What you need to do: Output every entry exactly, from the first line to the last.

(Saved data entries)
# # # #

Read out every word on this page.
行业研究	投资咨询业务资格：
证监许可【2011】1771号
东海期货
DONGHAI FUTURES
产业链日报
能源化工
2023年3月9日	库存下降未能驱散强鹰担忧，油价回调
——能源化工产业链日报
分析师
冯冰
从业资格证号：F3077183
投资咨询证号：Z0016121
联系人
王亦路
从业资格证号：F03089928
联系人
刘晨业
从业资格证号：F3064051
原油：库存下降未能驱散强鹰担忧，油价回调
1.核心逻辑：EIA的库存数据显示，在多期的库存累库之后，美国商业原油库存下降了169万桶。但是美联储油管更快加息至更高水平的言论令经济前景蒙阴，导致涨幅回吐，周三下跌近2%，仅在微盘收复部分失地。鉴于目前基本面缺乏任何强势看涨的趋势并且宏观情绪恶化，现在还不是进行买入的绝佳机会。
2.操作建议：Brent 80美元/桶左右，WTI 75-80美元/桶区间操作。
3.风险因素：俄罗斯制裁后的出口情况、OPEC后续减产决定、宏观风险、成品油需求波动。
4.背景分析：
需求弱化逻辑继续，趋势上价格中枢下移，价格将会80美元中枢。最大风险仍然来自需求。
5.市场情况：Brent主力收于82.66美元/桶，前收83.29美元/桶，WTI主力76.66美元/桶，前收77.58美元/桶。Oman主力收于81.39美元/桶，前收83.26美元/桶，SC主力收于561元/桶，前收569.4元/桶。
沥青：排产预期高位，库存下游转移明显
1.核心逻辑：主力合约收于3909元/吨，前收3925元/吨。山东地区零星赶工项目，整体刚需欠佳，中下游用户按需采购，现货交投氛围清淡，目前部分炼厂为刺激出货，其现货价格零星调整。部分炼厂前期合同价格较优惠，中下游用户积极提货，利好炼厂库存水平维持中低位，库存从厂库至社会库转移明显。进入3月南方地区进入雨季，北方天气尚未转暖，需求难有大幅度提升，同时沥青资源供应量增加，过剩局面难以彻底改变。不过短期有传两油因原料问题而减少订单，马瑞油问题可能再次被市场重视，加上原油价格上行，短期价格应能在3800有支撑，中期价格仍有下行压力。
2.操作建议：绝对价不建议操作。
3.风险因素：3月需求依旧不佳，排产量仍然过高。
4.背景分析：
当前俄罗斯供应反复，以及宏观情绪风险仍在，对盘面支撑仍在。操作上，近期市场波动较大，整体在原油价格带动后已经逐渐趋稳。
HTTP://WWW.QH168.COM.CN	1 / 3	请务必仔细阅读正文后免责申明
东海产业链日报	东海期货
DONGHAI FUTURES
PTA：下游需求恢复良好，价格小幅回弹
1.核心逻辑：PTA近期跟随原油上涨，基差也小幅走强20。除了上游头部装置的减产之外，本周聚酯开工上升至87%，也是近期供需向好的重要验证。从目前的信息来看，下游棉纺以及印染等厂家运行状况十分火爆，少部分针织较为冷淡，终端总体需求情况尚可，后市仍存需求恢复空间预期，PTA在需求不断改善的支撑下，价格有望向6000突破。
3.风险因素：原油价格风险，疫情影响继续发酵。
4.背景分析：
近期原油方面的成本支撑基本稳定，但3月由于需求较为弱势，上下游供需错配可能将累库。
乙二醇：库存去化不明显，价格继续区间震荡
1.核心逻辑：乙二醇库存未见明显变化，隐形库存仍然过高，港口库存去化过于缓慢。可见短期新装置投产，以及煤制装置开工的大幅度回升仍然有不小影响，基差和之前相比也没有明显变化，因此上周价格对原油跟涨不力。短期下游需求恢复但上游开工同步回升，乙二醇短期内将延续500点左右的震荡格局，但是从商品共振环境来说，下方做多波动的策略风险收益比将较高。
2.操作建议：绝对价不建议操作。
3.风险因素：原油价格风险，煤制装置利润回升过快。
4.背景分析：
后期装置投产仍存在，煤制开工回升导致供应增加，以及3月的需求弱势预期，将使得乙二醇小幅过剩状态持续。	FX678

# # # #

Answer to this task:
Read out every word on this page.
行业研究	投资咨询业务资格：
证监许可【2011】1771号
东海期货
DONGHAI FUTURES
产业链日报
能源化工
2023年3月9日	库存下降未能驱散强鹰担忧，油价回调
——能源化工产业链日报
分析师
冯冰
从业资格证号：F3077183
投资咨询证号：Z0016121
联系人
王亦路
从业资格证号：F03089928
联系人
刘晨业
从业资格证号：F3064051
原油：库存下降未能驱散强鹰担忧，油价回调
1.核心逻辑：EIA的库存数据显示，在多期的库存累库之后，美国商业原油库存下降了169万桶。但是美联储油管更快加息至更高水平的言论令经济前景蒙阴，导致涨幅回吐，周三下跌近2%，仅在微盘收复部分失地。鉴于目前基本面缺乏任何强势看涨的趋势并且宏观情绪恶化，现在还不是进行买入的绝佳机会。
2.操作建议：Brent 80美元/桶左右，WTI 75-80美元/桶区间操作。
3.风险因素：俄罗斯制裁后的出口情况、OPEC后续减产决定、宏观风险、成品油需求波动。
4.背景分析：
需求弱化逻辑继续，趋势上价格中枢下移，价格将会80美元中枢。最大风险仍然来自需求。
5.市场情况：Brent主力收于82.66美元/桶，前收83.29美元/桶，WTI主力76.66美元/桶，前收77.58美元/桶。Oman主力收于81.39美元/桶，前收83.26美元/桶，SC主力收于561元/桶，前收569.4元/桶。
沥青：排产预期高位，库存下游转移明显
1.核心逻辑：主力合约收于3909元/吨，前收3925元/吨。山东地区零星赶工项目，整体刚需欠佳，中下游用户按需采购，现货交投氛围清淡，目前部分炼厂为刺激出货，其现货价格零星调整。部分炼厂前期合同价格较优惠，中下游用户积极提货，利好炼厂库存水平维持中低位，库存从厂库至社会库转移明显。进入3月南方地区进入雨季，北方天气尚未转暖，需求难有大幅度提升，同时沥青资源供应量增加，过剩局面难以彻底改变。不过短期有传两油因原料问题而减少订单，马瑞油问题可能再次被市场重视，加上原油价格上行，短期价格应能在3800有支撑，中期价格仍有下行压力。
2.操作建议：绝对价不建议操作。
3.风险因素：3月需求依旧不佳，排产量仍然过高。
4.背景分析：
当前俄罗斯供应反复，以及宏观情绪风险仍在，对盘面支撑仍在。操作上，近期市场波动较大，整体在原油价格带动后已经逐渐趋稳。
HTTP://WWW.QH168.COM.CN	1 / 3	请务必仔细阅读正文后免责申明
东海产业链日报	东海期货
DONGHAI FUTURES
PTA：下游需求恢复良好，价格小幅回弹
1.核心逻辑：PTA近期跟随原油上涨，基差也小幅走强20。除了上游头部装置的减产之外，本周聚酯开工上升至87%，也是近期供需向好的重要验证。从目前的信息来看，下游棉纺以及印染等厂家运行状况十分火爆，少部分针织较为冷淡，终端总体需求情况尚可，后市仍存需求恢复空间预期，PTA在需求不断改善的支撑下，价格有望向6000突破。
3.风险因素：原油价格风险，疫情影响继续发酵。
4.背景分析：
近期原油方面的成本支撑基本稳定，但3月由于需求较为弱势，上下游供需错配可能将累库。
乙二醇：库存去化不明显，价格继续区间震荡
1.核心逻辑：乙二醇库存未见明显变化，隐形库存仍然过高，港口库存去化过于缓慢。可见短期新装置投产，以及煤制装置开工的大幅度回升仍然有不小影响，基差和之前相比也没有明显变化，因此上周价格对原油跟涨不力。短期下游需求恢复但上游开工同步回升，乙二醇短期内将延续500点左右的震荡格局，但是从商品共振环境来说，下方做多波动的策略风险收益比将较高。
2.操作建议：绝对价不建议操作。
3.风险因素：原油价格风险，煤制装置利润回升过快。
4.背景分析：
后期装置投产仍存在，煤制开工回升导致供应增加，以及3月的需求弱势预期，将使得乙二醇小幅过剩状态持续。	FX678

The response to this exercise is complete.